● Work instructions:
Your answer should be one number: the count of lines in these entries that hold the word "минут".

● Exercise material:
::::
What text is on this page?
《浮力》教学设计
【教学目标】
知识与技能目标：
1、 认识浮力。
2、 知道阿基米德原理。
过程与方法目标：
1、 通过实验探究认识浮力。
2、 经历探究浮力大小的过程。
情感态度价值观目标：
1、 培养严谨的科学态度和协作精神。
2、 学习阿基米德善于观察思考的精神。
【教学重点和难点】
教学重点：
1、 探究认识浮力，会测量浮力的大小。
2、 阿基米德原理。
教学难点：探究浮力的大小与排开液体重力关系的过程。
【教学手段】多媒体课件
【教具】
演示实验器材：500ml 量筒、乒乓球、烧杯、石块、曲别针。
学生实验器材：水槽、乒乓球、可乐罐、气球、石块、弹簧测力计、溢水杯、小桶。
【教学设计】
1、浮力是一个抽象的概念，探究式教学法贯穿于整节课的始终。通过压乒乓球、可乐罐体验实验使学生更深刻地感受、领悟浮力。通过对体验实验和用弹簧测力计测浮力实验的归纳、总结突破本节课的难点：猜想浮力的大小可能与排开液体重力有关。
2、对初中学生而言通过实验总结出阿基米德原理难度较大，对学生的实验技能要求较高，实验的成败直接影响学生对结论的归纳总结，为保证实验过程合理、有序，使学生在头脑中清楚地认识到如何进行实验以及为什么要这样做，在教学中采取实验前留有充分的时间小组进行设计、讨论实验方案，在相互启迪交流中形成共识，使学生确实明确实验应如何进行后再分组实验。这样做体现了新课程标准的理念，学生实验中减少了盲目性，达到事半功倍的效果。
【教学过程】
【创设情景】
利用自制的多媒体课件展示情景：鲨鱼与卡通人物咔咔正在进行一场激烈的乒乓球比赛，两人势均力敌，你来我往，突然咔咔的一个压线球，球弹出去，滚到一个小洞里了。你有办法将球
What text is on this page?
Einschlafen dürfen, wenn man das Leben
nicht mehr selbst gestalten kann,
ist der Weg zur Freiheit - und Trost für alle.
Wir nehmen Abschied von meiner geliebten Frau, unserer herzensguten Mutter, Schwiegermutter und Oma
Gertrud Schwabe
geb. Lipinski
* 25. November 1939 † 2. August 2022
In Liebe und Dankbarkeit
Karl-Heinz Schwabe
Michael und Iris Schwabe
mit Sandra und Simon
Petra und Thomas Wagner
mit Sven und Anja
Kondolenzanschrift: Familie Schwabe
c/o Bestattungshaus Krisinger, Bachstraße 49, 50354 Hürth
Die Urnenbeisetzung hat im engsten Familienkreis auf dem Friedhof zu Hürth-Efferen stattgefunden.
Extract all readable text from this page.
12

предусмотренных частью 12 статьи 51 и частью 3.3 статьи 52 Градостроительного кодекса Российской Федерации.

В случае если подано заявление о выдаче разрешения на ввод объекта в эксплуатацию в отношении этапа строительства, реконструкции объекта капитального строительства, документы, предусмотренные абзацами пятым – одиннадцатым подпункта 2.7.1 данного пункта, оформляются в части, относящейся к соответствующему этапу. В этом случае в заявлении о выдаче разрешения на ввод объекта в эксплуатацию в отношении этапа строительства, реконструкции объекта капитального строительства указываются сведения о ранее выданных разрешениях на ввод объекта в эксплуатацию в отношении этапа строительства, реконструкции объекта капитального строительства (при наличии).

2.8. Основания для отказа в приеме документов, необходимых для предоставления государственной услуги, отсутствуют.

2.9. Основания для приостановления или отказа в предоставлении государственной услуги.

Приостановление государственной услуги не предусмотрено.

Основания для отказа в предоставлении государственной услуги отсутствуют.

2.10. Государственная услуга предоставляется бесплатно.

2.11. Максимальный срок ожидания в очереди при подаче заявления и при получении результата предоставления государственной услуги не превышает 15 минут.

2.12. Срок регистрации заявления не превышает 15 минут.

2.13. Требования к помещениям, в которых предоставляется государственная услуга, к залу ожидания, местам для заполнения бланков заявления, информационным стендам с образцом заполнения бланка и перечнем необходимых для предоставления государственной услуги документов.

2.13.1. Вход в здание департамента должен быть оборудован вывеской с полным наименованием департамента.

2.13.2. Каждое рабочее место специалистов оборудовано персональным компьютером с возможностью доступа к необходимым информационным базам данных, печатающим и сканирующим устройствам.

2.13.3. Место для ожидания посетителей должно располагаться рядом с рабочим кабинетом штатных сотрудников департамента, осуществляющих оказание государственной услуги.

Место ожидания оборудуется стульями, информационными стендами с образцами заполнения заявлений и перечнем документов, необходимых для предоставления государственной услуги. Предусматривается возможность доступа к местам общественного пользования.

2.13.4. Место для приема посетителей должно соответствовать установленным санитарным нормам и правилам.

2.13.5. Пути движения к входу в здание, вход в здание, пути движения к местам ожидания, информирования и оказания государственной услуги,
::::
● Response for this exercise:
2